» **Provided data**
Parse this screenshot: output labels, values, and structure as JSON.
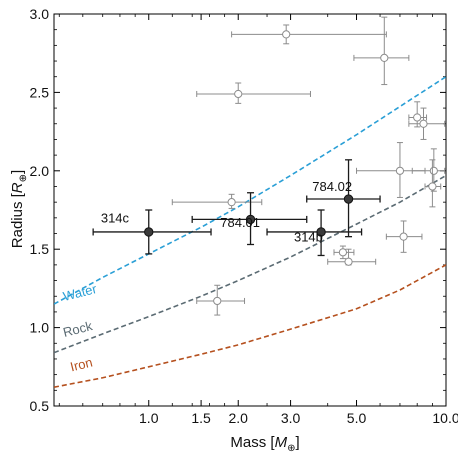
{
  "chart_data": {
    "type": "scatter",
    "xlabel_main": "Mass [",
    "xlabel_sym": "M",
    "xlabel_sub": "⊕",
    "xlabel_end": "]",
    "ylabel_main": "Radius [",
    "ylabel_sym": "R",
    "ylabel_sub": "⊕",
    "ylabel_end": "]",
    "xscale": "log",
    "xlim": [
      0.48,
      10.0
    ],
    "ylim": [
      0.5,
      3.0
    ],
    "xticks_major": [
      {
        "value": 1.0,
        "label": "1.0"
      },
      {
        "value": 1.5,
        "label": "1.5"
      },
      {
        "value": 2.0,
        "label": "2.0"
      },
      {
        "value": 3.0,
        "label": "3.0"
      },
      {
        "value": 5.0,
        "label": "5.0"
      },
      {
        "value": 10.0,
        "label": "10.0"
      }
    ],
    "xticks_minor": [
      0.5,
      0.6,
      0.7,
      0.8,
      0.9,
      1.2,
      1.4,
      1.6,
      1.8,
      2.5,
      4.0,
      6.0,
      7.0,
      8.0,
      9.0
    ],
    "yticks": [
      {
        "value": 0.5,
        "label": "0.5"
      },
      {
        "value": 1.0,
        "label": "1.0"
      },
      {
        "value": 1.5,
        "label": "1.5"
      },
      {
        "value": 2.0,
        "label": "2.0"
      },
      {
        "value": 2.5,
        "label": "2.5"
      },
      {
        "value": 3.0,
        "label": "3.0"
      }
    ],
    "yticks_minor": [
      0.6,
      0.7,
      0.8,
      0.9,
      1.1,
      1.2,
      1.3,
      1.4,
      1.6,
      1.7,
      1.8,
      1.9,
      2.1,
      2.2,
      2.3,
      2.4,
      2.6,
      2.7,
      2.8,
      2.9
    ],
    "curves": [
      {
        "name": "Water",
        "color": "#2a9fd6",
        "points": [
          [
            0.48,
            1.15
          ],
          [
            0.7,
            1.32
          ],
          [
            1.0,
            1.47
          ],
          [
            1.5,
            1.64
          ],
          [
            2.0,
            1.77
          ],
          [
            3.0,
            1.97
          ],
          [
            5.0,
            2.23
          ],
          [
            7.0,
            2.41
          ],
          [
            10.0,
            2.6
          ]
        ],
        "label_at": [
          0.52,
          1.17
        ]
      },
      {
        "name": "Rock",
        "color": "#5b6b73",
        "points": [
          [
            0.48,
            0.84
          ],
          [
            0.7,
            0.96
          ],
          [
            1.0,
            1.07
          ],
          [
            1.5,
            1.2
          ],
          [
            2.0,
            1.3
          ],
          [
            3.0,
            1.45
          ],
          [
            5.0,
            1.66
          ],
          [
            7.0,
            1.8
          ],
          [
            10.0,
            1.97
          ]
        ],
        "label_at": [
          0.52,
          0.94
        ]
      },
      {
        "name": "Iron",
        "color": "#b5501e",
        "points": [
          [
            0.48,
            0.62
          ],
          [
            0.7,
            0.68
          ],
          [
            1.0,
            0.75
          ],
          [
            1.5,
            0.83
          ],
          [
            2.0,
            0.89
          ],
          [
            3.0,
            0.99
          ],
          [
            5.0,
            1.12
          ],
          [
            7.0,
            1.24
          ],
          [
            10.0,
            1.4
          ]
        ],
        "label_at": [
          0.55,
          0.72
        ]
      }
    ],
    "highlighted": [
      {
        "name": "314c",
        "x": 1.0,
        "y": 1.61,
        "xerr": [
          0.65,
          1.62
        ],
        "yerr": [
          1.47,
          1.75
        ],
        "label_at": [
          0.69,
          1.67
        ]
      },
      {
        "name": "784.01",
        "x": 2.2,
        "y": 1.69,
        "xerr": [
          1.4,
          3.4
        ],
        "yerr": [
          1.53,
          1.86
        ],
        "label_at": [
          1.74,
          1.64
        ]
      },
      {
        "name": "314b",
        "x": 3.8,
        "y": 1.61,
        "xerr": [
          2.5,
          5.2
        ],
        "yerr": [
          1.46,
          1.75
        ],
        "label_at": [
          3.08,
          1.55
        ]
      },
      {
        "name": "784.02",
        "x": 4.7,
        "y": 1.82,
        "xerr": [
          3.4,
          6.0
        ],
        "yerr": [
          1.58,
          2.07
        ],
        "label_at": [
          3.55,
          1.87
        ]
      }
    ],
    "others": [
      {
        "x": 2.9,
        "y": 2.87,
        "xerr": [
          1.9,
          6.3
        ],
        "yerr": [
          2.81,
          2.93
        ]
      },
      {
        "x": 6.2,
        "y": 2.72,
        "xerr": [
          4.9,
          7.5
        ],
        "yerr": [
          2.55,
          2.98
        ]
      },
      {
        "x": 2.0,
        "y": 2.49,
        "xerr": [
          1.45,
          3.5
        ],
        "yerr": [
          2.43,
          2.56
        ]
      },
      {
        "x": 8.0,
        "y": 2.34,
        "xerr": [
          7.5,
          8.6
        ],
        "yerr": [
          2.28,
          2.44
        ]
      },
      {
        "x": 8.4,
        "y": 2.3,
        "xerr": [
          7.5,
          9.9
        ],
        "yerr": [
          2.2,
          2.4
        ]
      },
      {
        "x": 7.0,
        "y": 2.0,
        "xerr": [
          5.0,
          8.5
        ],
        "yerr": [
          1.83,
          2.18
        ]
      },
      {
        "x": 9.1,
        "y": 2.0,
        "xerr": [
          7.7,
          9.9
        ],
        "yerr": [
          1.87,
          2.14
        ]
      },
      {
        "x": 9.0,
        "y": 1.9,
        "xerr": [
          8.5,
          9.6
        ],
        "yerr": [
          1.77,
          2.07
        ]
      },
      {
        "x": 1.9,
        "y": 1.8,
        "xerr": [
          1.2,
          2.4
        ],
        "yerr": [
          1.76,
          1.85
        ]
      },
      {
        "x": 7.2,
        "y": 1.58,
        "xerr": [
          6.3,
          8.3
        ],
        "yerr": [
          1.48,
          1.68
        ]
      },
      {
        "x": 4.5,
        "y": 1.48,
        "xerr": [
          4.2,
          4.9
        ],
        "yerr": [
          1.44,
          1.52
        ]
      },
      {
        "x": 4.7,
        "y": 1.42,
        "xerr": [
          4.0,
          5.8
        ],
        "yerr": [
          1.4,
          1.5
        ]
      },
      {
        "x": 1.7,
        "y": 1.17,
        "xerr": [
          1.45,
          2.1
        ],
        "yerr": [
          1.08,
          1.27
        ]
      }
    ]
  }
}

==

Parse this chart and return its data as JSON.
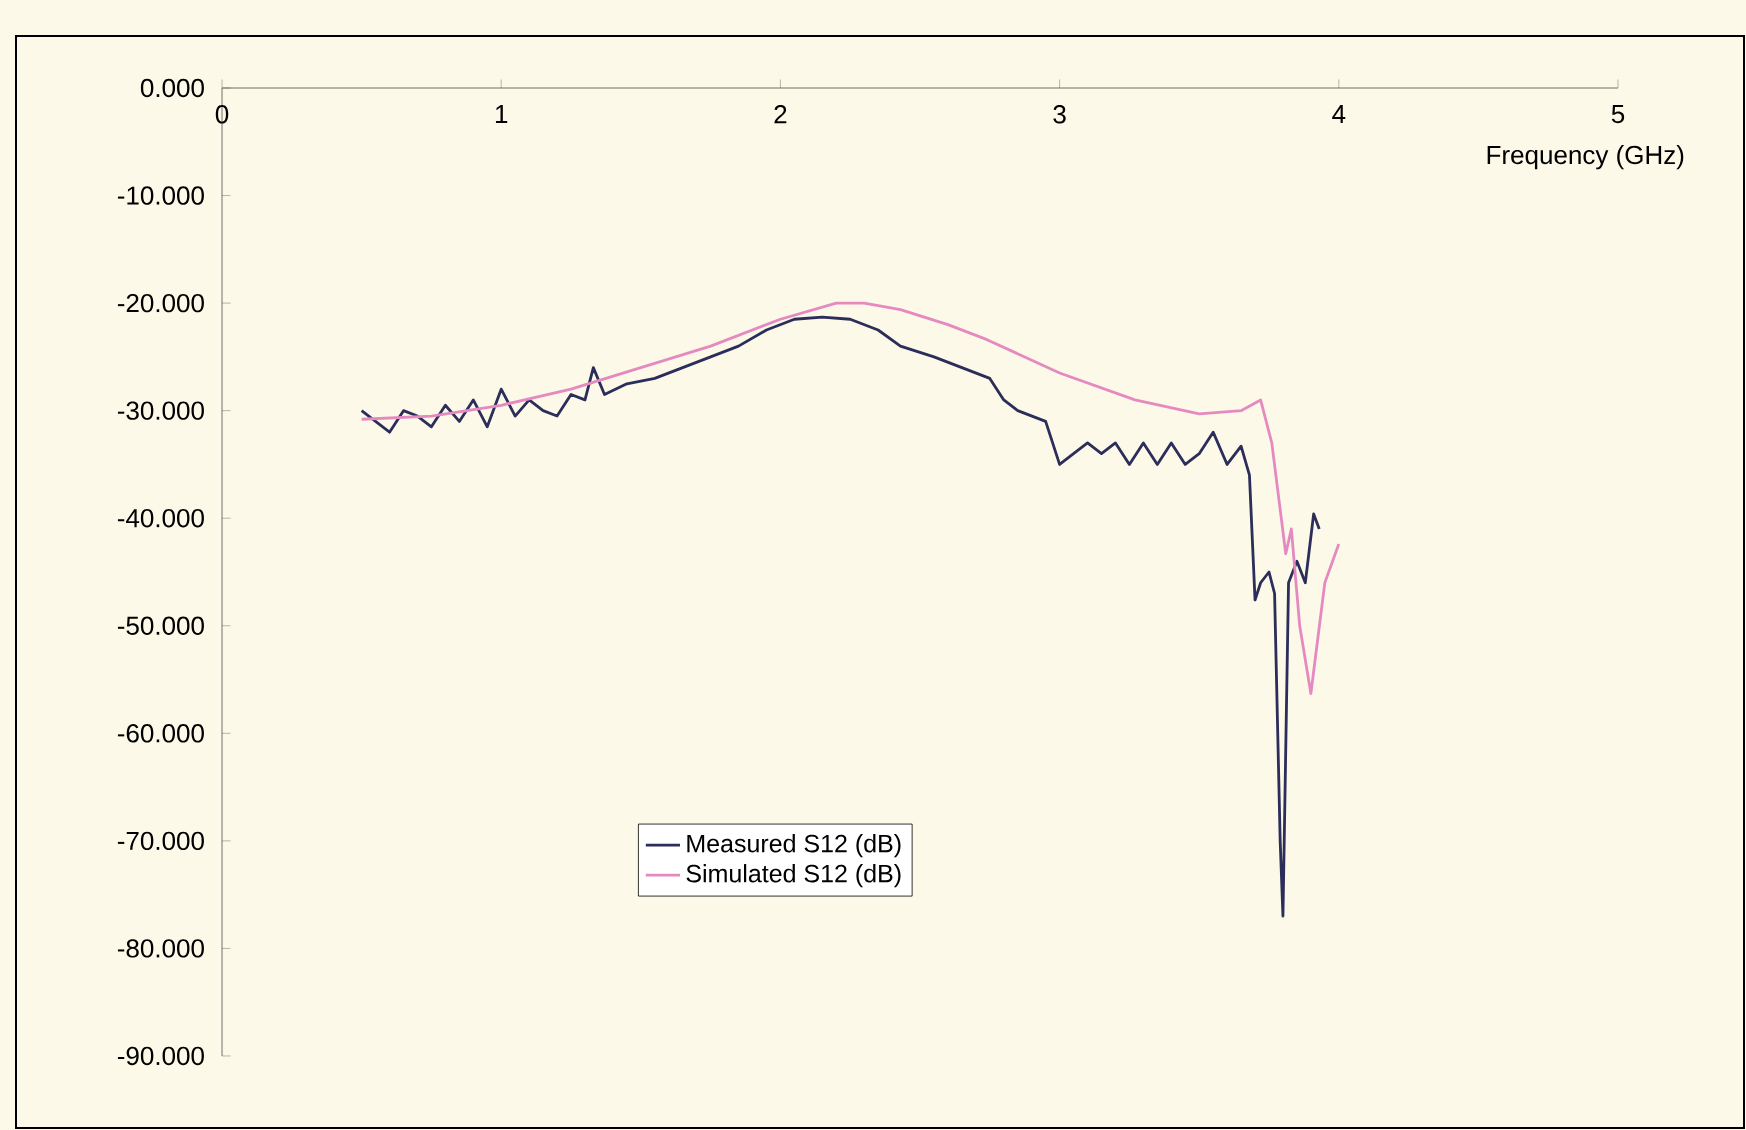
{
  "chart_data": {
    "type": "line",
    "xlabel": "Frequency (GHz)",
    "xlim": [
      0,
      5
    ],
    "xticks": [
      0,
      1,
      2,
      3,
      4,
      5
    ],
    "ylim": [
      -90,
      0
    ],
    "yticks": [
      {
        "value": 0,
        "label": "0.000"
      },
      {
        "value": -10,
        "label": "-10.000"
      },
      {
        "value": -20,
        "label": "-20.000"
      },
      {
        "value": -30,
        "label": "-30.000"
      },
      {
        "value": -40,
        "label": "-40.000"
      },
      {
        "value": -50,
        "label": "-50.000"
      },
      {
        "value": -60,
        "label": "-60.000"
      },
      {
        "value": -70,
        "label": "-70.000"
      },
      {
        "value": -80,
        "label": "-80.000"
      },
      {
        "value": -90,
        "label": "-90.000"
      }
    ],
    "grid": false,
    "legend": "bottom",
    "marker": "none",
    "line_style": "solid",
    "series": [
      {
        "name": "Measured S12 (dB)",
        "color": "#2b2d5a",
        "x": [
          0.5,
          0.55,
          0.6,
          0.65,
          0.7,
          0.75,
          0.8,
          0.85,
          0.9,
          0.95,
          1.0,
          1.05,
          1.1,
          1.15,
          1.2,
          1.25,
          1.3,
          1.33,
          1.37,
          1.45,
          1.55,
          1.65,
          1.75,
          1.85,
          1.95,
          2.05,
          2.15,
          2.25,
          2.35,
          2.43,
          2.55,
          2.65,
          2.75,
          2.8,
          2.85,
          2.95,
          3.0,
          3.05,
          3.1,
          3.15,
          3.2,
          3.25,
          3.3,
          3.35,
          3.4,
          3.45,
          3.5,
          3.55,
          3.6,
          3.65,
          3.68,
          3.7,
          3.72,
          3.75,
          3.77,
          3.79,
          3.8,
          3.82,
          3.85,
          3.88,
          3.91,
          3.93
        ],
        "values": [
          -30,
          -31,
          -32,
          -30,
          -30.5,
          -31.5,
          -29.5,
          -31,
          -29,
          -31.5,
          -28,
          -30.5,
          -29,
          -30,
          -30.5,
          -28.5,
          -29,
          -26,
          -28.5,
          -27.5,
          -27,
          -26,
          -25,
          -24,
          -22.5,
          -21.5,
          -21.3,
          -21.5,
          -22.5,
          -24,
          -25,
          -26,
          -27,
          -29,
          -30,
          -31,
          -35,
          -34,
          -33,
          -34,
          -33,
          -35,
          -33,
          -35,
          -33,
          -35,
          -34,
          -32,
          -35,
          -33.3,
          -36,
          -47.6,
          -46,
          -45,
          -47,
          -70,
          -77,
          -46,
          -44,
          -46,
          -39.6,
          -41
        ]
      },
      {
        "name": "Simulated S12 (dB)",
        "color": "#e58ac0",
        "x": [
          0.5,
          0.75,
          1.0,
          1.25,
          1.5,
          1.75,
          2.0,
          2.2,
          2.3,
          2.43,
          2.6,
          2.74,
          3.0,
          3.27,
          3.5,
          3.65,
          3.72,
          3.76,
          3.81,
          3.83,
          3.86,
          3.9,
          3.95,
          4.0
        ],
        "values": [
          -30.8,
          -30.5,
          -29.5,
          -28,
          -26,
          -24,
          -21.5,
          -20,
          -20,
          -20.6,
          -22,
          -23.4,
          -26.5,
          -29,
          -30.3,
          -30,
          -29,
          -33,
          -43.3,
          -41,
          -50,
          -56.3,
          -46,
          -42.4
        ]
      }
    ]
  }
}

» **Your goal**
Copy each line from the records above that includes the string "color".

» **Response to the exercise**
        "color": "#2a9fd6",
        "color": "#5b6b73",
        "color": "#b5501e",
        "color": "#2b2d5a",
        "color": "#e58ac0",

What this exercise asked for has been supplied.